**Task description**. Report every line from the material that contains the word "rest".

**Available data**.

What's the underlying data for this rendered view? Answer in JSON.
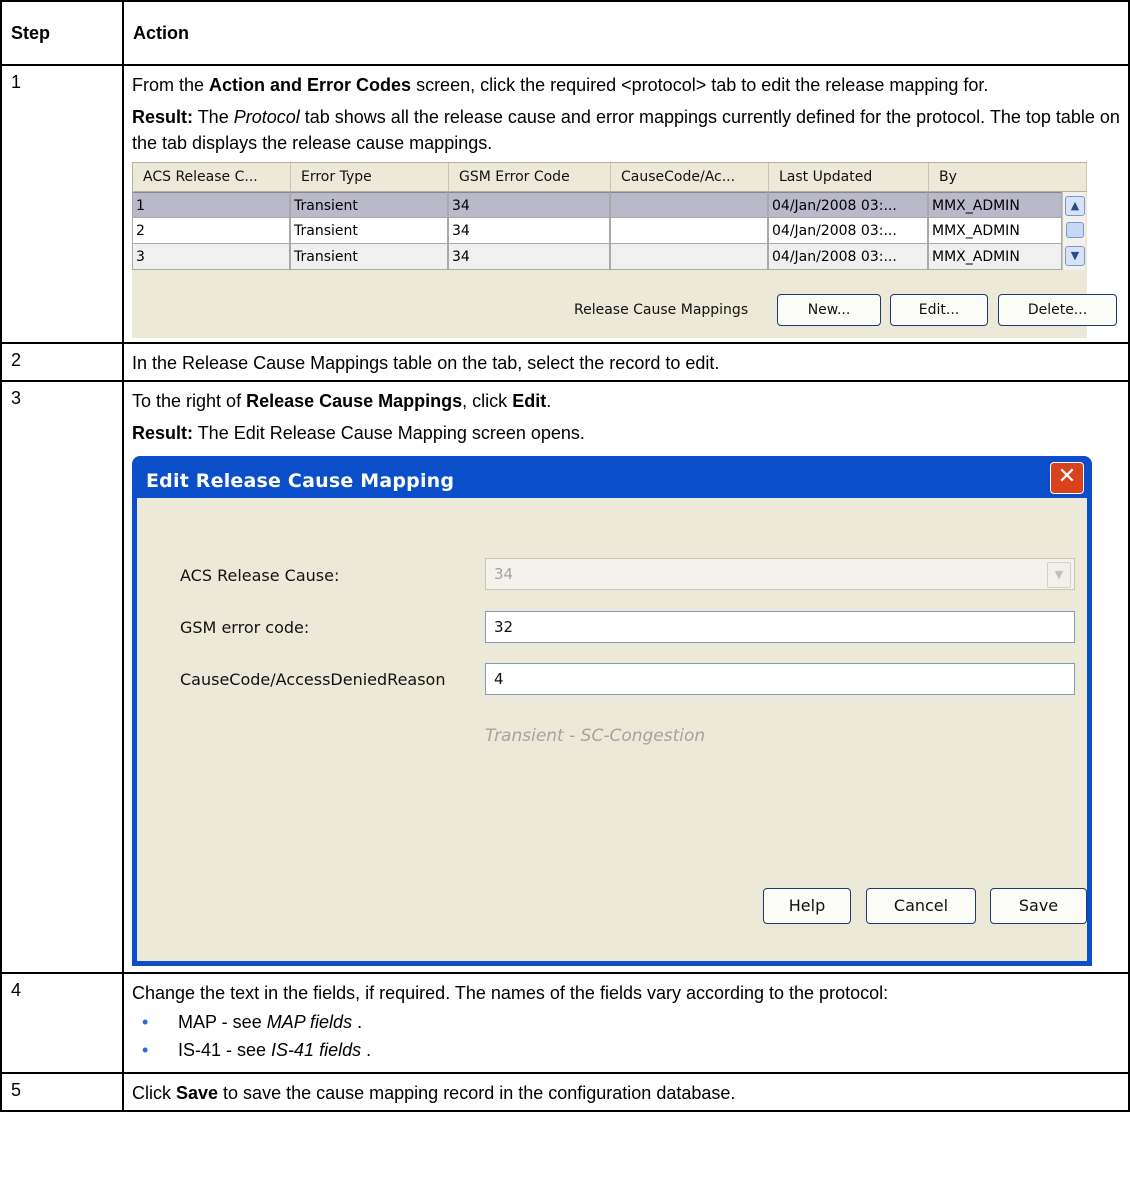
{
  "headers": {
    "step": "Step",
    "action": "Action"
  },
  "step1": {
    "num": "1",
    "line1_pre": "From the ",
    "line1_bold": "Action and Error Codes",
    "line1_post": " screen, click the required <protocol> tab to edit the release mapping for.",
    "result_label": "Result:",
    "result_pre": " The ",
    "result_ital": "Protocol",
    "result_post": " tab shows all the release cause and error mappings currently defined for the protocol. The top table on the tab displays the release cause mappings.",
    "mini_table": {
      "columns": [
        "ACS Release C...",
        "Error Type",
        "GSM Error Code",
        "CauseCode/Ac...",
        "Last Updated",
        "By"
      ],
      "rows": [
        [
          "1",
          "Transient",
          "34",
          "",
          "04/Jan/2008 03:...",
          "MMX_ADMIN"
        ],
        [
          "2",
          "Transient",
          "34",
          "",
          "04/Jan/2008 03:...",
          "MMX_ADMIN"
        ],
        [
          "3",
          "Transient",
          "34",
          "",
          "04/Jan/2008 03:...",
          "MMX_ADMIN"
        ]
      ],
      "section_label": "Release Cause Mappings",
      "new_label": "New...",
      "edit_label": "Edit...",
      "delete_label": "Delete..."
    }
  },
  "step2": {
    "num": "2",
    "text": "In the Release Cause Mappings table on the tab, select the record to edit."
  },
  "step3": {
    "num": "3",
    "pre": "To the right of ",
    "bold1": "Release Cause Mappings",
    "mid": ", click ",
    "bold2": "Edit",
    "post": ".",
    "result_label": "Result:",
    "result_text": " The Edit Release Cause Mapping screen opens.",
    "dialog": {
      "title": "Edit Release Cause Mapping",
      "acs_label": "ACS Release Cause:",
      "acs_value": "34",
      "gsm_label": "GSM error code:",
      "gsm_value": "32",
      "cause_label": "CauseCode/AccessDeniedReason",
      "cause_value": "4",
      "hint": "Transient - SC-Congestion",
      "help_label": "Help",
      "cancel_label": "Cancel",
      "save_label": "Save"
    }
  },
  "step4": {
    "num": "4",
    "text": "Change the text in the fields, if required. The names of the fields vary according to the protocol:",
    "bullets": [
      {
        "pre": "MAP - see ",
        "ital": "MAP fields",
        "post": " ."
      },
      {
        "pre": "IS-41 - see ",
        "ital": "IS-41 fields",
        "post": " ."
      }
    ]
  },
  "step5": {
    "num": "5",
    "pre": "Click ",
    "bold": "Save",
    "post": " to save the cause mapping record in the configuration database."
  }
}
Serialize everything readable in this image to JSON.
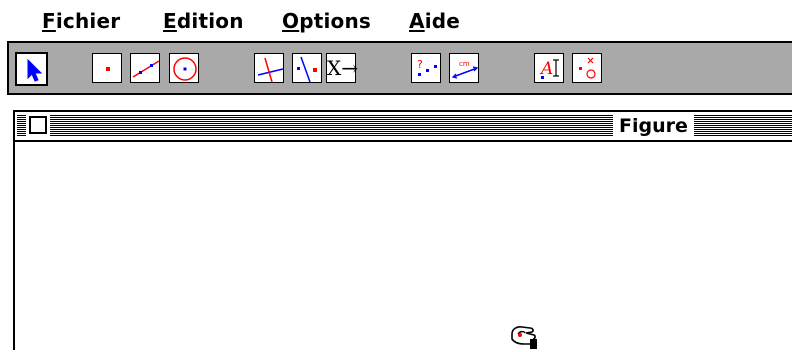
{
  "menubar": {
    "items": [
      {
        "accel": "F",
        "rest": "ichier"
      },
      {
        "accel": "E",
        "rest": "dition"
      },
      {
        "accel": "O",
        "rest": "ptions"
      },
      {
        "accel": "A",
        "rest": "ide"
      }
    ]
  },
  "toolbar": {
    "tools": [
      {
        "icon": "arrow-pointer-icon",
        "selected": true
      },
      {
        "icon": "point-icon"
      },
      {
        "icon": "line-icon"
      },
      {
        "icon": "circle-icon"
      },
      {
        "icon": "perpendicular-icon"
      },
      {
        "icon": "parallel-icon"
      },
      {
        "icon": "transform-icon",
        "label": "X→"
      },
      {
        "icon": "check-property-icon"
      },
      {
        "icon": "measure-icon",
        "label": "cm"
      },
      {
        "icon": "text-label-icon",
        "label": "A"
      },
      {
        "icon": "delete-icon"
      }
    ]
  },
  "window": {
    "title": "Figure"
  },
  "colors": {
    "toolbar_bg": "#a9a9a9",
    "accent_red": "#ff0000",
    "accent_blue": "#0000ff"
  }
}
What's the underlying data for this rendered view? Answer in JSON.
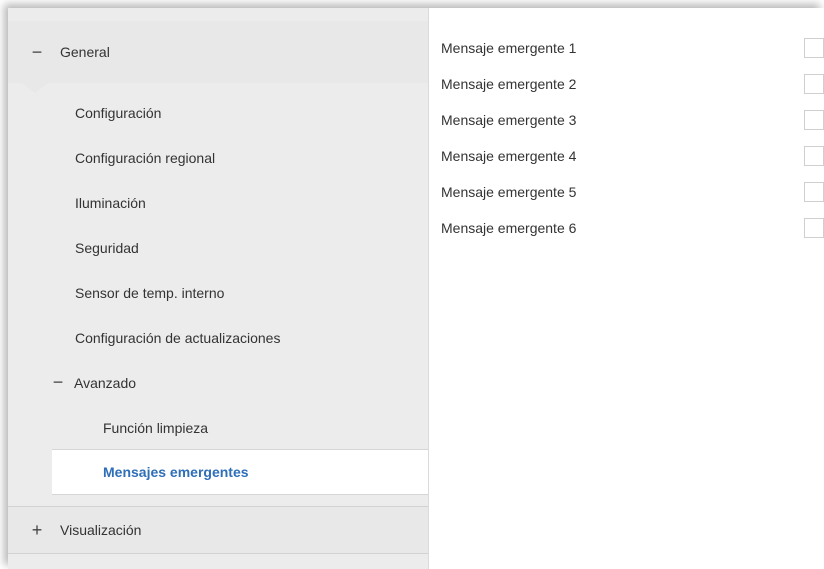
{
  "tree": {
    "general": {
      "sign": "−",
      "label": "General"
    },
    "items": [
      "Configuración",
      "Configuración regional",
      "Iluminación",
      "Seguridad",
      "Sensor de temp. interno",
      "Configuración de actualizaciones"
    ],
    "advanced": {
      "sign": "−",
      "label": "Avanzado"
    },
    "advanced_items": [
      "Función limpieza",
      "Mensajes emergentes"
    ],
    "visualization": {
      "sign": "+",
      "label": "Visualización"
    }
  },
  "params": [
    {
      "label": "Mensaje emergente 1",
      "checked": false
    },
    {
      "label": "Mensaje emergente 2",
      "checked": false
    },
    {
      "label": "Mensaje emergente 3",
      "checked": false
    },
    {
      "label": "Mensaje emergente 4",
      "checked": false
    },
    {
      "label": "Mensaje emergente 5",
      "checked": false
    },
    {
      "label": "Mensaje emergente 6",
      "checked": false
    }
  ],
  "colors": {
    "selected_text": "#2e6fb7",
    "panel_bg": "#ececec"
  }
}
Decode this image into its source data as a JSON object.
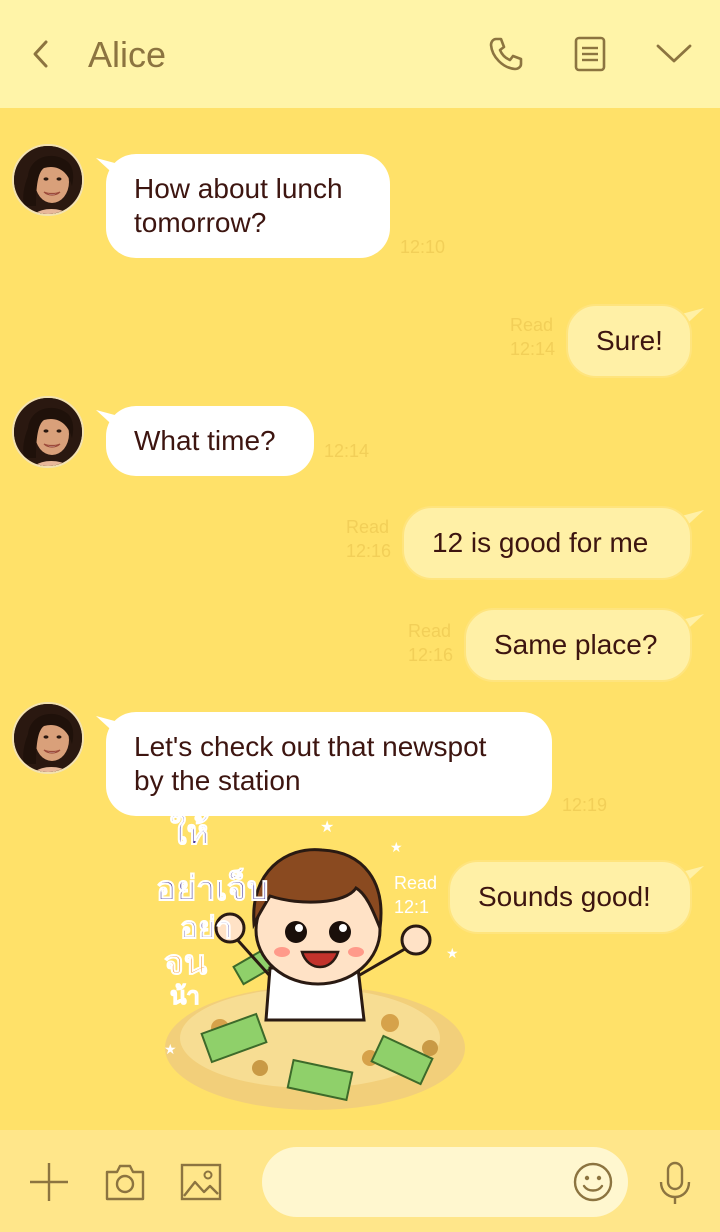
{
  "header": {
    "title": "Alice",
    "icons": [
      "back-chevron-icon",
      "phone-icon",
      "notes-icon",
      "chevron-down-icon"
    ]
  },
  "messages": [
    {
      "id": 1,
      "direction": "in",
      "lines": [
        "How about lunch",
        "tomorrow?"
      ],
      "time": "12:10"
    },
    {
      "id": 2,
      "direction": "out",
      "lines": [
        "Sure!"
      ],
      "read": "Read",
      "time": "12:14"
    },
    {
      "id": 3,
      "direction": "in",
      "lines": [
        "What time?"
      ],
      "time": "12:14"
    },
    {
      "id": 4,
      "direction": "out",
      "lines": [
        "12 is good for me"
      ],
      "read": "Read",
      "time": "12:16"
    },
    {
      "id": 5,
      "direction": "out",
      "lines": [
        "Same place?"
      ],
      "read": "Read",
      "time": "12:16"
    },
    {
      "id": 6,
      "direction": "in",
      "lines": [
        "Let's check out that newspot",
        "by the station"
      ],
      "time": "12:19"
    },
    {
      "id": 7,
      "direction": "out",
      "lines": [
        "Sounds good!"
      ],
      "read": "Read",
      "time": "12:1"
    }
  ],
  "sticker": {
    "text_lines": [
      "ให้",
      "อย่าเจ็บ",
      "อย่า",
      "จน",
      "น้า"
    ]
  },
  "inputbar": {
    "icons": [
      "plus-icon",
      "camera-icon",
      "image-icon",
      "emoji-icon",
      "microphone-icon"
    ],
    "placeholder": ""
  },
  "colors": {
    "background": "#ffe169",
    "header": "#fff4a8",
    "incoming_bubble": "#ffffff",
    "outgoing_bubble": "#fff0a6",
    "timestamp": "#f2cf58"
  }
}
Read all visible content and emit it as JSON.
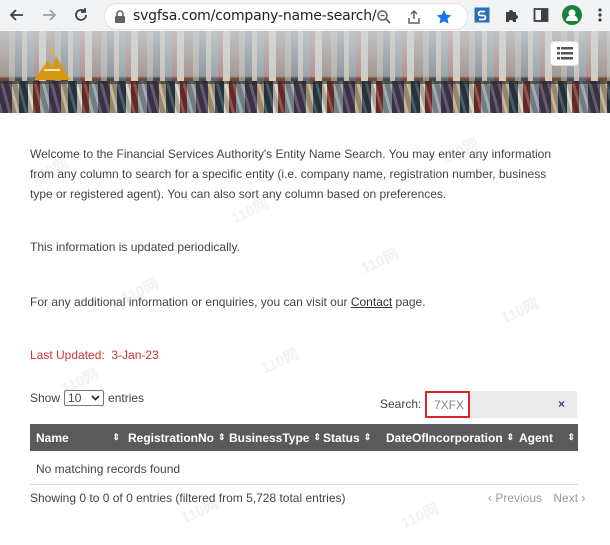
{
  "browser": {
    "url": "svgfsa.com/company-name-search/"
  },
  "content": {
    "intro": "Welcome to the Financial Services Authority's Entity Name Search. You may enter any information from any column to search for a specific entity (i.e. company name, registration number, business type or registered agent). You can also sort any column based on preferences.",
    "updated_note": "This information is updated periodically.",
    "contact_prefix": "For any additional information or enquiries, you can visit our ",
    "contact_link": "Contact",
    "contact_suffix": " page.",
    "last_updated_label": "Last Updated:",
    "last_updated_date": "3-Jan-23"
  },
  "table_controls": {
    "show_label": "Show",
    "entries_value": "10",
    "entries_label": "entries",
    "search_label": "Search:",
    "search_value": "7XFX",
    "clear_label": "×"
  },
  "table": {
    "columns": [
      "Name",
      "RegistrationNo",
      "BusinessType",
      "Status",
      "DateOfIncorporation",
      "Agent"
    ],
    "sort_glyph": "⇕",
    "empty_message": "No matching records found",
    "info": "Showing 0 to 0 of 0 entries (filtered from 5,728 total entries)",
    "previous": "Previous",
    "next": "Next"
  },
  "watermark_text": "110网",
  "colors": {
    "accent_red": "#cc3333",
    "header_bg": "#5a5a5a",
    "highlight": "#d9282d",
    "chrome_blue": "#1a73e8"
  },
  "icons": [
    "back-arrow-icon",
    "forward-arrow-icon",
    "reload-icon",
    "lock-icon",
    "zoom-icon",
    "share-icon",
    "bookmark-star-icon",
    "extension-s-icon",
    "puzzle-icon",
    "side-panel-icon",
    "profile-icon",
    "more-vert-icon",
    "hamburger-menu-icon"
  ]
}
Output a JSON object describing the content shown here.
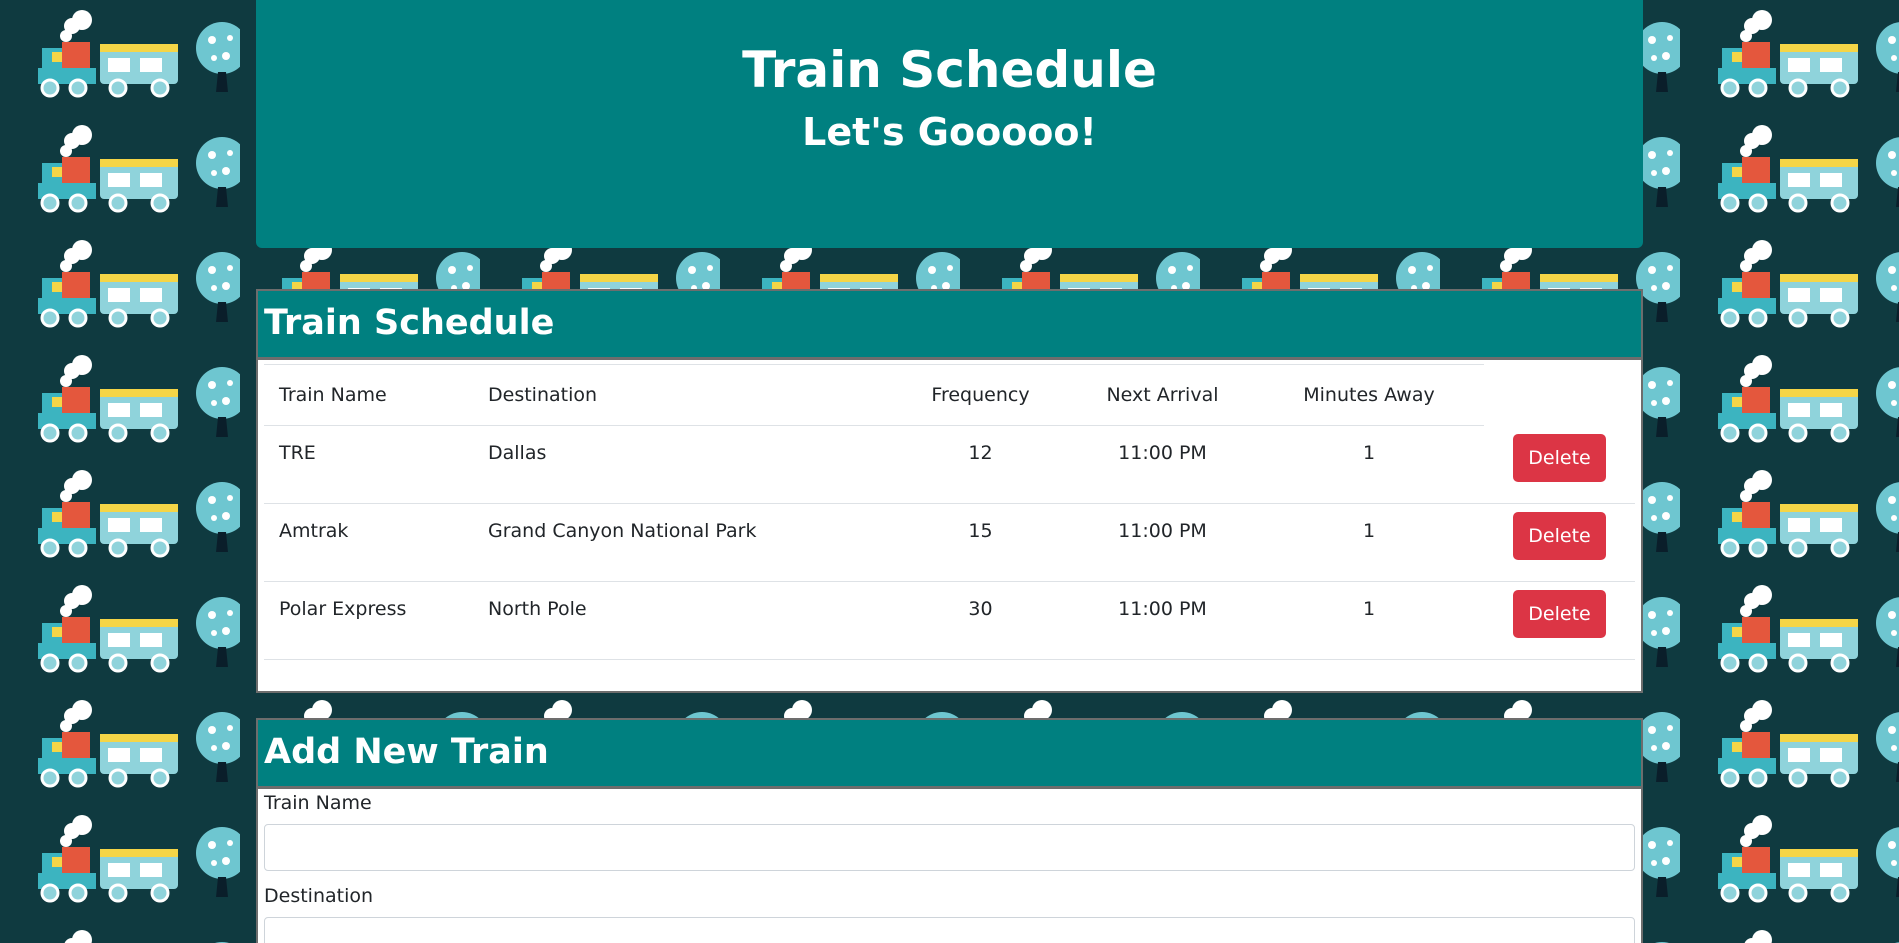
{
  "header": {
    "title": "Train Schedule",
    "subtitle": "Let's Gooooo!"
  },
  "schedule": {
    "title": "Train Schedule",
    "columns": [
      "Train Name",
      "Destination",
      "Frequency",
      "Next Arrival",
      "Minutes Away"
    ],
    "rows": [
      {
        "name": "TRE",
        "destination": "Dallas",
        "frequency": "12",
        "next_arrival": "11:00 PM",
        "minutes_away": "1",
        "delete_label": "Delete"
      },
      {
        "name": "Amtrak",
        "destination": "Grand Canyon National Park",
        "frequency": "15",
        "next_arrival": "11:00 PM",
        "minutes_away": "1",
        "delete_label": "Delete"
      },
      {
        "name": "Polar Express",
        "destination": "North Pole",
        "frequency": "30",
        "next_arrival": "11:00 PM",
        "minutes_away": "1",
        "delete_label": "Delete"
      }
    ]
  },
  "add_train": {
    "title": "Add New Train",
    "train_name_label": "Train Name",
    "train_name_value": "",
    "destination_label": "Destination",
    "destination_value": ""
  },
  "colors": {
    "header_bg": "#008080",
    "page_bg": "#0f3a40",
    "delete_button": "#dc3545"
  },
  "background_pattern": "train-and-tree-pattern"
}
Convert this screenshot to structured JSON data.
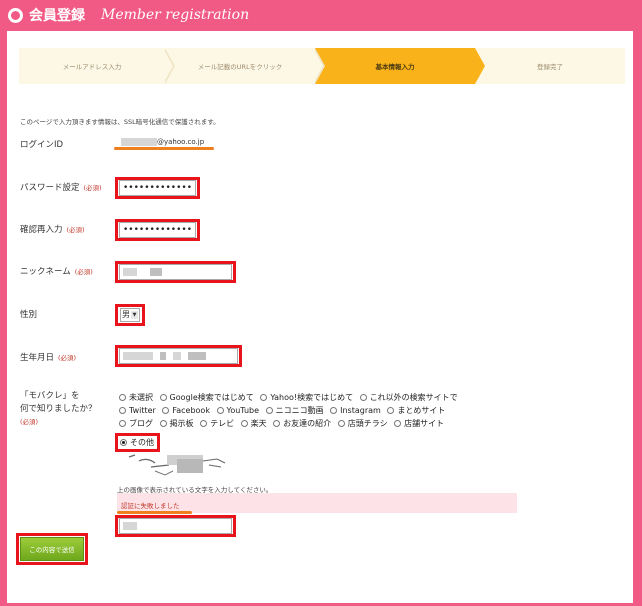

**Complete answer**.
        "rest": "ichier"
        "rest": "dition"
        "rest": "ptions"
        "rest": "ide"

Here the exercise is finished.